━━━━━ EXCERTO DO DOCUMENTO ━━━━━

Do Escândalo democrático do povo se atrever a não obedecer aos seus defensores!
Em tempos de humor negro e de fé vermelha, as eleições europeias revelam-se o cúmulo do humor: uns apresentam-se em defesa do povo, outros em defesa do seu povo e alguns, mais modestos, em defesa do seu povinho. No fim, todos procuram abrigo debaixo da mesma palavra mágica “democracia”, mas o busílis da questão é que cada qual parece trazer a escritura de propriedade no bolso.
Curiosamente, o tão censurado discurso do «nós e dos outros» não é exclusivo daqueles que dividem o mundo entre nacionais e estrangeiros. Também os autoproclamados guardiões da democracia gostam do seu “nós”, do “ nós, os democratas”, “nós, os esclarecidos”, “nós, os europeus de bem” e consideram do outro lado, “eles, os populistas”, “os enganados”, “os atrasados”, “os perigosos”, etc… Enfim, muda a fronteira, conserva-se a alfândega moral.
Assim, enquanto uns proclamam «nós, os nacionais, contra os estrangeiros», outros respondem «nós, os democratas, contra eles». A gramática é assustadoramente parecida e o que muda é apenas o dicionário. E cada campo, naturalmente, garante possuir a verdade, porque a dúvida, em período eleitoral, dá poucos votos e ainda menos lugares no Parlamento.
Assiste-se então ao espetáculo dos que se consideram do lado bom da democracia contra os habitantes do lado mau, como se a democracia tivesse bancada VIP e porteiro à entrada. A argumentação cede lugar à narrativa, a análise à indignação e o ódio, devidamente penteado e perfumado, apresenta-se em público com o respeitável nome de “consciência democrática” que em dicionário adverso significa “oportunista”.
De um lado estão os que vivem da perda; do outro, os que vivem do proveito. Uns prometem mundos e fundos; outros, mais pragmáticos, vivem dos fundos. E todos juram representar o cidadão, sobretudo aquele cidadão abstrato que nunca telefona, nunca protesta e convenientemente, cabe inteiro num comunicado de imprensa.

━━━━━ DADOS EM ANÁLISE ━━━━━

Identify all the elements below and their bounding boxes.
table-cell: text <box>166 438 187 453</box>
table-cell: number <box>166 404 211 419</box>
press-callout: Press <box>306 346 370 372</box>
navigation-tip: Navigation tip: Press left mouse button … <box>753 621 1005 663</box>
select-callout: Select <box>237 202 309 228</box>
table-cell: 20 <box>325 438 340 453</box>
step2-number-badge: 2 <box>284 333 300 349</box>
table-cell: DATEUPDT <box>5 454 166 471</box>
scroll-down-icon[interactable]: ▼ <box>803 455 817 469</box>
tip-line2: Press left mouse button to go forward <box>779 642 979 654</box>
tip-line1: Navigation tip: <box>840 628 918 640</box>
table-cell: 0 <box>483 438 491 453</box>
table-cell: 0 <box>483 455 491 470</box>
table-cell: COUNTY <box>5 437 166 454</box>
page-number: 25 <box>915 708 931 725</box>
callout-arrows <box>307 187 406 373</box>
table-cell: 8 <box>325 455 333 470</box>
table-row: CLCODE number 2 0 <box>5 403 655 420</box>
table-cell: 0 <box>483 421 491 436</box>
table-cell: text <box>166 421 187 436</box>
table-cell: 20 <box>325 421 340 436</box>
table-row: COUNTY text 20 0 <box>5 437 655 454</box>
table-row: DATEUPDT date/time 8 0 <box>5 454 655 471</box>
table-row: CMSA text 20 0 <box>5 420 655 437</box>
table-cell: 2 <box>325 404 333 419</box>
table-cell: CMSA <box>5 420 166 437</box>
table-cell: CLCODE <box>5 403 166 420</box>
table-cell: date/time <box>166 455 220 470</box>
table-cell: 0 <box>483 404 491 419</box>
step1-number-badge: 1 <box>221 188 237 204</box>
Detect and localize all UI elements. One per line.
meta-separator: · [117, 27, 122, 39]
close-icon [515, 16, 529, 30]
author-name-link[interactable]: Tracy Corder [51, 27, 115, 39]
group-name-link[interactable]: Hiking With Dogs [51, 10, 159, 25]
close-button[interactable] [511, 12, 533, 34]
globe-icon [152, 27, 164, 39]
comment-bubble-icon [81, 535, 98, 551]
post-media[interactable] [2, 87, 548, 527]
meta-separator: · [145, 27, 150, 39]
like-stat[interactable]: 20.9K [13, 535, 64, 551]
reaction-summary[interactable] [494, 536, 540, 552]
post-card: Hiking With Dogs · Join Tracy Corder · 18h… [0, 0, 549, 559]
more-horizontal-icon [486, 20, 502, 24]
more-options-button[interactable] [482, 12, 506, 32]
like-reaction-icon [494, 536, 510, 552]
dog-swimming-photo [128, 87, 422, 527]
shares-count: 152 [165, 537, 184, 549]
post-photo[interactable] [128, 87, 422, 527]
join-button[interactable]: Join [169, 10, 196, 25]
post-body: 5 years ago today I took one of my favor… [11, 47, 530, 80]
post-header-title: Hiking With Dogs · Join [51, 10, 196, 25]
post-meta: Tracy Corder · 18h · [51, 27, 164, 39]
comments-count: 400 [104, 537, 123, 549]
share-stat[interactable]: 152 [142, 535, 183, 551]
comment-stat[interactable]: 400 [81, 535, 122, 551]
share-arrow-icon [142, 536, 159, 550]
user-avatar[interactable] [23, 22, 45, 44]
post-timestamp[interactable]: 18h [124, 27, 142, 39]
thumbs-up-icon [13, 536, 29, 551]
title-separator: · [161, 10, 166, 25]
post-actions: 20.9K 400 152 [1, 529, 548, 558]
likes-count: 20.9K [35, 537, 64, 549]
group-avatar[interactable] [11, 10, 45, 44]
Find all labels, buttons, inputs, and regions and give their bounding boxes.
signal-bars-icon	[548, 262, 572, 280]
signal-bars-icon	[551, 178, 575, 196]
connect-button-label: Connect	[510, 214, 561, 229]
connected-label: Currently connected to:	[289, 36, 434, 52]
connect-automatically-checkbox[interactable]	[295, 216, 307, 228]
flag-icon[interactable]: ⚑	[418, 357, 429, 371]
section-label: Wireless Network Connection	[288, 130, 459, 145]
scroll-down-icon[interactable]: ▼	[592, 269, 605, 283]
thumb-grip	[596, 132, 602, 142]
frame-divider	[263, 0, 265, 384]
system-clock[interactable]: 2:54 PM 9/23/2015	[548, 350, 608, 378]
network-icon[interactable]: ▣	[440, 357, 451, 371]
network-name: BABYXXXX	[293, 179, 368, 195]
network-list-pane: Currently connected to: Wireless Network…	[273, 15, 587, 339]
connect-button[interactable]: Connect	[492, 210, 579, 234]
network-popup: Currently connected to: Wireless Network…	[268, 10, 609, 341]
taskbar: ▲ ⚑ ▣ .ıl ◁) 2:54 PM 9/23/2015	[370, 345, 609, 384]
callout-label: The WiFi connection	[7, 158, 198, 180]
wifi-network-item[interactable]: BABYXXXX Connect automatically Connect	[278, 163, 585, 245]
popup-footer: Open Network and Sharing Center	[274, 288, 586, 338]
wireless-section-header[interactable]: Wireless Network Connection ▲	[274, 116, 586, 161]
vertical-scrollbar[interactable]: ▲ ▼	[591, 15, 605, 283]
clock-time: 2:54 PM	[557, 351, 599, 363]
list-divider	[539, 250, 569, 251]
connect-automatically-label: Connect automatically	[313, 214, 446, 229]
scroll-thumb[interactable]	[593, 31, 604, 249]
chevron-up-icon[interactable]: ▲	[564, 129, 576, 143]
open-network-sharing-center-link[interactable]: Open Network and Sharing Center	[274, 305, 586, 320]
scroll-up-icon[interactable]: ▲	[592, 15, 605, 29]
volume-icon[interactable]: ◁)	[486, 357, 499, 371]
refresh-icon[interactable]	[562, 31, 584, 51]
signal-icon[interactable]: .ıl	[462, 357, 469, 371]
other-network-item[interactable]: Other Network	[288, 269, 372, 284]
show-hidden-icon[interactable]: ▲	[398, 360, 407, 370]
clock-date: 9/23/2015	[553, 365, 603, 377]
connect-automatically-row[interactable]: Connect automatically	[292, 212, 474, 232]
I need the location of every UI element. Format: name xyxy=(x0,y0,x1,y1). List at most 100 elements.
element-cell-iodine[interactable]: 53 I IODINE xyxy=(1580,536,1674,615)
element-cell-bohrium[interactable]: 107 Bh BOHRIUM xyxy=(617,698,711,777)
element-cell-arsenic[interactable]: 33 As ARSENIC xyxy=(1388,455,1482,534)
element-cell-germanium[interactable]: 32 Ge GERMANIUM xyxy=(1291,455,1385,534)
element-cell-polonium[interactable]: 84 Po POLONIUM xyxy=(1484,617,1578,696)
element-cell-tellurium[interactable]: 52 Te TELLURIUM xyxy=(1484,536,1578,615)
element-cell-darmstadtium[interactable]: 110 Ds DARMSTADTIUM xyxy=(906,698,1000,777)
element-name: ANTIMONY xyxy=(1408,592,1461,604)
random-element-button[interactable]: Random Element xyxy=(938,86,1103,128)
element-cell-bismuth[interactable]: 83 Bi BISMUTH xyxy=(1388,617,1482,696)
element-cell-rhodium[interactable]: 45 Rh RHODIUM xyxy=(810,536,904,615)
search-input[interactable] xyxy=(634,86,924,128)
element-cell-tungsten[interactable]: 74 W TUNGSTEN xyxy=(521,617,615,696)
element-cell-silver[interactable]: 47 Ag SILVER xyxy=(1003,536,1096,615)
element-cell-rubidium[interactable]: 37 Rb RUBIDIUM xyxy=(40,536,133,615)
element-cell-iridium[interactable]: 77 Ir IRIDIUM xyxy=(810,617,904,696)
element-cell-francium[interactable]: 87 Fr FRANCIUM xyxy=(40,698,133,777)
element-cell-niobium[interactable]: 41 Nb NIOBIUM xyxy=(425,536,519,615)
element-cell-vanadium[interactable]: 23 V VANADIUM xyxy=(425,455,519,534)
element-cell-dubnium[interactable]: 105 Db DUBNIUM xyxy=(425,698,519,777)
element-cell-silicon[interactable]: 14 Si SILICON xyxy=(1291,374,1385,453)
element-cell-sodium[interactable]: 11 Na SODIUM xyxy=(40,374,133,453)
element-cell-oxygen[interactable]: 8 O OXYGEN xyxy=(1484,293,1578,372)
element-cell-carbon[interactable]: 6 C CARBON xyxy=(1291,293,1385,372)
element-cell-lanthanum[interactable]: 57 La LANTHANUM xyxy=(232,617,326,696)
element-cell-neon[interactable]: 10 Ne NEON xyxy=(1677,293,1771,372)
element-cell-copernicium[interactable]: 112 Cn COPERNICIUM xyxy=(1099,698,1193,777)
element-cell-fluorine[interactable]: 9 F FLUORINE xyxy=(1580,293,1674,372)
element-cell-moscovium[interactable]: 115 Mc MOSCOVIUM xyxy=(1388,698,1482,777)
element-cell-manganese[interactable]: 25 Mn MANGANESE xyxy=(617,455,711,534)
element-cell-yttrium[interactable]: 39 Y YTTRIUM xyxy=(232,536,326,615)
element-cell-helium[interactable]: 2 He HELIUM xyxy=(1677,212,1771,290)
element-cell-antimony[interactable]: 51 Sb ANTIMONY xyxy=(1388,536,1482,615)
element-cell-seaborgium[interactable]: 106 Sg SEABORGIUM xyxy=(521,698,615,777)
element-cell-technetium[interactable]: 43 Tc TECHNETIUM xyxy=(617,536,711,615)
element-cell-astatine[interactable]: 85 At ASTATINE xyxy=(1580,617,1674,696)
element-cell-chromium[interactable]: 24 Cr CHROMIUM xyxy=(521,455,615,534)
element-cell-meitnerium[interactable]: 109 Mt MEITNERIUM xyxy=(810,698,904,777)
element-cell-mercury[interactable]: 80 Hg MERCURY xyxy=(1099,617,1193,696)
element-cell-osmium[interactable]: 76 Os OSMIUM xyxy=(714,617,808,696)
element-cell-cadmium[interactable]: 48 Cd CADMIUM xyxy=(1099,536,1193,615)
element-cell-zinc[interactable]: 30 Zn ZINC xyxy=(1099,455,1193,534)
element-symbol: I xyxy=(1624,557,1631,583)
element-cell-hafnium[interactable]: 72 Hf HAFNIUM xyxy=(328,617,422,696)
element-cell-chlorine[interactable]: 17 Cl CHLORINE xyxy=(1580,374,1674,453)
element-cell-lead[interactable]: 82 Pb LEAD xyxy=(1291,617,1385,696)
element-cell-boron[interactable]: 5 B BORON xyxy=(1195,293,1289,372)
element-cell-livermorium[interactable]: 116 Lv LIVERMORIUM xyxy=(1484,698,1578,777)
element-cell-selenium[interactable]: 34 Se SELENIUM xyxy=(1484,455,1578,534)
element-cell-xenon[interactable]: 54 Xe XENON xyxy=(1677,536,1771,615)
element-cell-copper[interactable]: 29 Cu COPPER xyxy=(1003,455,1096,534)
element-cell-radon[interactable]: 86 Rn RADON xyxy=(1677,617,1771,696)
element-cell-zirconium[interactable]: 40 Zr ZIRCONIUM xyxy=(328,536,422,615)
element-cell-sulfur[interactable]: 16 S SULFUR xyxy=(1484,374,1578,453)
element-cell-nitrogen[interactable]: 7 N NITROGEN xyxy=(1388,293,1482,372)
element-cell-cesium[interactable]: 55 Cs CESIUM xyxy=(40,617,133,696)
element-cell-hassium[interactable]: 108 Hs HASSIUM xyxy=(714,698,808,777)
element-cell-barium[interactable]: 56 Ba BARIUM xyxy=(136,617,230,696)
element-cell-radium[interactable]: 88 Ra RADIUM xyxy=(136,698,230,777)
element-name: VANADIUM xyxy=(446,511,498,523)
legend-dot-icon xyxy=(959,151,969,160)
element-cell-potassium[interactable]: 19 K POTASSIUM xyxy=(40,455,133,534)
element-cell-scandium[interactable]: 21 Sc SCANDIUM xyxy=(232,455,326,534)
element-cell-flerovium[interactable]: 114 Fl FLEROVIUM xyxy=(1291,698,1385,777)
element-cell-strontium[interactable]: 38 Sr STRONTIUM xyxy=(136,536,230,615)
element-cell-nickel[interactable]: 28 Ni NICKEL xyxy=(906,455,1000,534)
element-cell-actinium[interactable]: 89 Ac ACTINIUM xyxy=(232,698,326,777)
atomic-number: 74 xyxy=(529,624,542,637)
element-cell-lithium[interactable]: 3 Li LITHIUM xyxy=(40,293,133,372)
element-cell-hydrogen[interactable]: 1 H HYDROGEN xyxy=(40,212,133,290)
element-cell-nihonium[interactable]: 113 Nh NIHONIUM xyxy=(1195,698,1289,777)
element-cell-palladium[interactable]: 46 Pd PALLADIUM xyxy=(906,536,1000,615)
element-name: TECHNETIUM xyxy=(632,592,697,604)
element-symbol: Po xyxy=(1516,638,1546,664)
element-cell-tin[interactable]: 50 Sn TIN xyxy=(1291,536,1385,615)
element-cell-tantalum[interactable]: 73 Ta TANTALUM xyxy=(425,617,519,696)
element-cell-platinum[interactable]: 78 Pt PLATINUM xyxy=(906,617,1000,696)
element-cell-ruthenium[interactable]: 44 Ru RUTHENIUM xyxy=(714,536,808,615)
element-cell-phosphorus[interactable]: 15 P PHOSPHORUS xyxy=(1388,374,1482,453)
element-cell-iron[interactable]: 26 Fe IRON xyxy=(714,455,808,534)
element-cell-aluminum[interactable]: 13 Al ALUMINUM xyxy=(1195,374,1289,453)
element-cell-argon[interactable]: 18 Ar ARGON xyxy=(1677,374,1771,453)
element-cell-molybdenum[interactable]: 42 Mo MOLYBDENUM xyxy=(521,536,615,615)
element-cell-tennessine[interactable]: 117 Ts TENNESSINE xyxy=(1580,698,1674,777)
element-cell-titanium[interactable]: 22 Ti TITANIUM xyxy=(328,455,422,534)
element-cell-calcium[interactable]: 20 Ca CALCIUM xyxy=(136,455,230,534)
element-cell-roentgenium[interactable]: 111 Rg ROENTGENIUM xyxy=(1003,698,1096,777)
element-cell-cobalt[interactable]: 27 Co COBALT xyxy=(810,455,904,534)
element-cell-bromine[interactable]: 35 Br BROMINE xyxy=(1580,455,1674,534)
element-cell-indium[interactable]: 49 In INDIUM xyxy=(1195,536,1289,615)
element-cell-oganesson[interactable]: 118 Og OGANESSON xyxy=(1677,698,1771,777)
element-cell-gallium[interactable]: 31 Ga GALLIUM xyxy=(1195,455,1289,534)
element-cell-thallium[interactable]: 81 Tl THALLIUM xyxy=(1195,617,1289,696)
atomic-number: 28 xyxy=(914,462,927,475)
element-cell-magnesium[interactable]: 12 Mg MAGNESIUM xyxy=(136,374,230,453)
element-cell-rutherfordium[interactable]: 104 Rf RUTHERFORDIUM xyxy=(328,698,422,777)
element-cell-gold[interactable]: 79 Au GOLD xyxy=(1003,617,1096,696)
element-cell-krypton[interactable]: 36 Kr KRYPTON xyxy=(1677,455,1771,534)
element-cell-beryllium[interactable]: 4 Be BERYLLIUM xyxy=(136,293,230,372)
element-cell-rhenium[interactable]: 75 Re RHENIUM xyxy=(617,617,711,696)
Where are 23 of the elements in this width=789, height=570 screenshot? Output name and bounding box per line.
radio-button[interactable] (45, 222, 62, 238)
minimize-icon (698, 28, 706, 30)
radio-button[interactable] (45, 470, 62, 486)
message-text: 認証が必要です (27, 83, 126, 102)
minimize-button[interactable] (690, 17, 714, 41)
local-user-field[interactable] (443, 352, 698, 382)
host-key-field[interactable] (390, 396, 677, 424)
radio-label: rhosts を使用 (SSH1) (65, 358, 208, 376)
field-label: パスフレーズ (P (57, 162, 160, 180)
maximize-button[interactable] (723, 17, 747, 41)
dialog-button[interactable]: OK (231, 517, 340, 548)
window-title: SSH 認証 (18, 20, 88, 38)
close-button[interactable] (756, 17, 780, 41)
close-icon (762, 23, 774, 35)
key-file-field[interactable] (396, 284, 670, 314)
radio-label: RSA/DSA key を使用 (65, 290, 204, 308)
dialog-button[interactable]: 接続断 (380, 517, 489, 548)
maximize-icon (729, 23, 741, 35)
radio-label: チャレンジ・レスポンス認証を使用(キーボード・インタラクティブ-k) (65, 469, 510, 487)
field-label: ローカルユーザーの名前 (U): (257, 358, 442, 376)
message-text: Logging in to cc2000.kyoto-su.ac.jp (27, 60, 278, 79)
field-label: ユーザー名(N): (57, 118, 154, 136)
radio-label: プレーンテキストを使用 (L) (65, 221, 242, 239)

━━━━━

**PROBLEMA A RESOLVER**. Prossiga o texto de opinião sobre as eleições europeias e o discurso do «nós e dos outros», escrevendo a partir da última frase apresentada.

**RESPOSTA À TAREFA**.
Entretanto, os senhores da realidade erguem-se contra ela. Espantam-se com o crescimento dos partidos a que chamam populistas, mas raramente perguntam quanto desse crescimento foi adubado pelas políticas que eles próprios defenderam. Bruxelas transforma-se, assim, numa curiosa fábrica política: produz decisões, distribui virtudes e nas horas vagas, fabrica os adversários que depois denuncia.
Talvez o problema seja mais simples e por isso mesmo, mais incómodo: durante demasiado tempo governou-se para uma clientela política que, entretanto, foi ultrapassada pela realidade. O velho pieguismo partidário já não comove como antes. E quando a realidade deixa de votar como previsto, há sempre quem conclua que o defeito está na realidade.
Em muitos governantes e funcionários da liturgia europeia, mais do que competência, começa a notar-se atrevimento, que se expressa naquele admirável talento de explicar aos eleitores por que razão estes votaram mal.
A democracia, porém, conserva um sentido de humor particularmente negro: de tempos a tempos entrega o boletim de voto precisamente àqueles de quem os seus autoproclamados proprietários menos gostam.
E aí começa o verdadeiro escândalo democrático: o povo atreve-se a não obedecer aos seus defensores.